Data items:
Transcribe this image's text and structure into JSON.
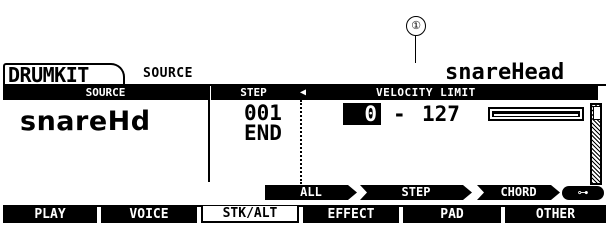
{
  "callout": {
    "number": "①"
  },
  "header": {
    "tab_drumkit": "DRUMKIT",
    "tab_source": "SOURCE",
    "title": "snareHead"
  },
  "columns": {
    "source": "SOURCE",
    "step": "STEP",
    "velocity_limit": "VELOCITY LIMIT",
    "left_arrow": "◀"
  },
  "values": {
    "source": "snareHd",
    "step_current": "001",
    "step_end": "END",
    "velocity_min": "0",
    "velocity_dash": "-",
    "velocity_max": "127"
  },
  "velocity_bar": {
    "min": 0,
    "max": 127
  },
  "function_buttons": {
    "all": "ALL",
    "step": "STEP",
    "chord": "CHORD",
    "key": "⊶"
  },
  "tabs": [
    {
      "label": "PLAY",
      "active": false
    },
    {
      "label": "VOICE",
      "active": false
    },
    {
      "label": "STK/ALT",
      "active": true
    },
    {
      "label": "EFFECT",
      "active": false
    },
    {
      "label": "PAD",
      "active": false
    },
    {
      "label": "OTHER",
      "active": false
    }
  ]
}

# Written request
Write the material out again exactly as it appears, dropping the pictures.

# Result of this task
Transcribe this image's text and structure into JSON.
{
  "callout": {
    "number": "①"
  },
  "header": {
    "tab_drumkit": "DRUMKIT",
    "tab_source": "SOURCE",
    "title": "snareHead"
  },
  "columns": {
    "source": "SOURCE",
    "step": "STEP",
    "velocity_limit": "VELOCITY LIMIT",
    "left_arrow": "◀"
  },
  "values": {
    "source": "snareHd",
    "step_current": "001",
    "step_end": "END",
    "velocity_min": "0",
    "velocity_dash": "-",
    "velocity_max": "127"
  },
  "velocity_bar": {
    "min": 0,
    "max": 127
  },
  "function_buttons": {
    "all": "ALL",
    "step": "STEP",
    "chord": "CHORD",
    "key": "⊶"
  },
  "tabs": [
    {
      "label": "PLAY",
      "active": false
    },
    {
      "label": "VOICE",
      "active": false
    },
    {
      "label": "STK/ALT",
      "active": true
    },
    {
      "label": "EFFECT",
      "active": false
    },
    {
      "label": "PAD",
      "active": false
    },
    {
      "label": "OTHER",
      "active": false
    }
  ]
}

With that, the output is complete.